(Your goal)
Return all the entries exactly, keeping pictures out.

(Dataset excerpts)
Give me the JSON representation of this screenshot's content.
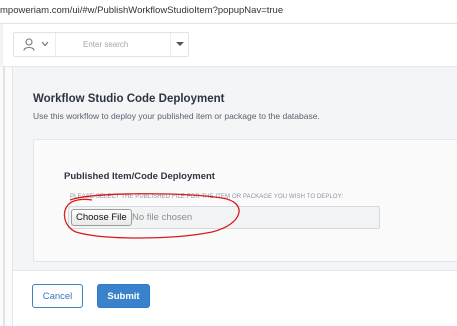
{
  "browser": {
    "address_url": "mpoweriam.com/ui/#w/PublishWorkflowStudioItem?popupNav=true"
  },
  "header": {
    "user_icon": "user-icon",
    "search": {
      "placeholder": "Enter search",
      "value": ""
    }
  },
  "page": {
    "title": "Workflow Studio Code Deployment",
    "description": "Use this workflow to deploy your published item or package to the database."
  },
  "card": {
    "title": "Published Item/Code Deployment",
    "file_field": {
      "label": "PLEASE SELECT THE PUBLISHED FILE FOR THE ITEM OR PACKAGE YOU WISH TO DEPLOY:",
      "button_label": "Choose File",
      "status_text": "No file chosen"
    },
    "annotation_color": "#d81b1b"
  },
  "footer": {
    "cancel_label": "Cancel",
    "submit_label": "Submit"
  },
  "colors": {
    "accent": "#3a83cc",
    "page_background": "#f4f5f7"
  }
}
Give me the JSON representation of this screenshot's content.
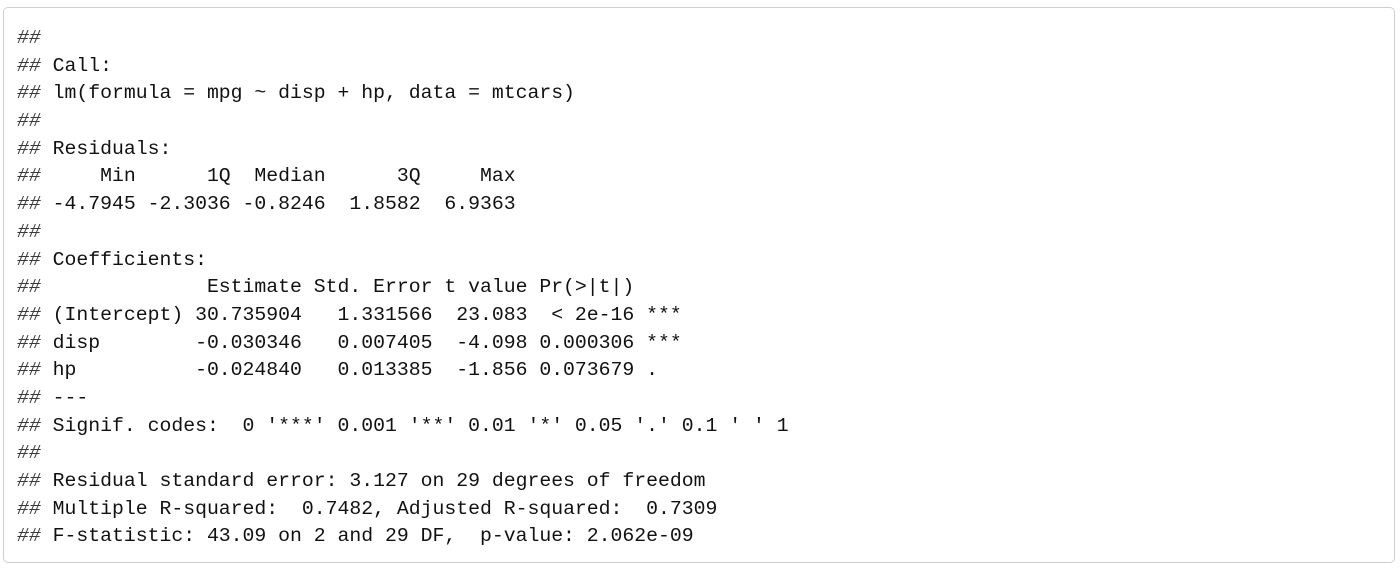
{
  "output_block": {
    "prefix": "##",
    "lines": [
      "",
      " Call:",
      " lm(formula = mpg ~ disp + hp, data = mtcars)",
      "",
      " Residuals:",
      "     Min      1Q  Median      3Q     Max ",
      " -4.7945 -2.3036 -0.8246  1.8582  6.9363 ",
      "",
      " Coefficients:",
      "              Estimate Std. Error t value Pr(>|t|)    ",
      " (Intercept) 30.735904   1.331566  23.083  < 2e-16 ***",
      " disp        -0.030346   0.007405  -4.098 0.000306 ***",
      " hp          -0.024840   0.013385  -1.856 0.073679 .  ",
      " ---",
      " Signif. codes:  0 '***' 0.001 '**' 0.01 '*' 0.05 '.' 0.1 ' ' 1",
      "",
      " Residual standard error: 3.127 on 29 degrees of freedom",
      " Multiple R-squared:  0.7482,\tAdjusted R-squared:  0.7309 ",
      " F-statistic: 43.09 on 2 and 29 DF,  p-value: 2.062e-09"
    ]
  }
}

(Result of this task)
Give me the JSON representation of this screenshot's content.
{
  "browser": {
    "address_url": "mpoweriam.com/ui/#w/PublishWorkflowStudioItem?popupNav=true"
  },
  "header": {
    "user_icon": "user-icon",
    "search": {
      "placeholder": "Enter search",
      "value": ""
    }
  },
  "page": {
    "title": "Workflow Studio Code Deployment",
    "description": "Use this workflow to deploy your published item or package to the database."
  },
  "card": {
    "title": "Published Item/Code Deployment",
    "file_field": {
      "label": "PLEASE SELECT THE PUBLISHED FILE FOR THE ITEM OR PACKAGE YOU WISH TO DEPLOY:",
      "button_label": "Choose File",
      "status_text": "No file chosen"
    },
    "annotation_color": "#d81b1b"
  },
  "footer": {
    "cancel_label": "Cancel",
    "submit_label": "Submit"
  },
  "colors": {
    "accent": "#3a83cc",
    "page_background": "#f4f5f7"
  }
}
Give me the JSON representation of this screenshot's content.
{
  "output_block": {
    "prefix": "##",
    "lines": [
      "",
      " Call:",
      " lm(formula = mpg ~ disp + hp, data = mtcars)",
      "",
      " Residuals:",
      "     Min      1Q  Median      3Q     Max ",
      " -4.7945 -2.3036 -0.8246  1.8582  6.9363 ",
      "",
      " Coefficients:",
      "              Estimate Std. Error t value Pr(>|t|)    ",
      " (Intercept) 30.735904   1.331566  23.083  < 2e-16 ***",
      " disp        -0.030346   0.007405  -4.098 0.000306 ***",
      " hp          -0.024840   0.013385  -1.856 0.073679 .  ",
      " ---",
      " Signif. codes:  0 '***' 0.001 '**' 0.01 '*' 0.05 '.' 0.1 ' ' 1",
      "",
      " Residual standard error: 3.127 on 29 degrees of freedom",
      " Multiple R-squared:  0.7482,\tAdjusted R-squared:  0.7309 ",
      " F-statistic: 43.09 on 2 and 29 DF,  p-value: 2.062e-09"
    ]
  }
}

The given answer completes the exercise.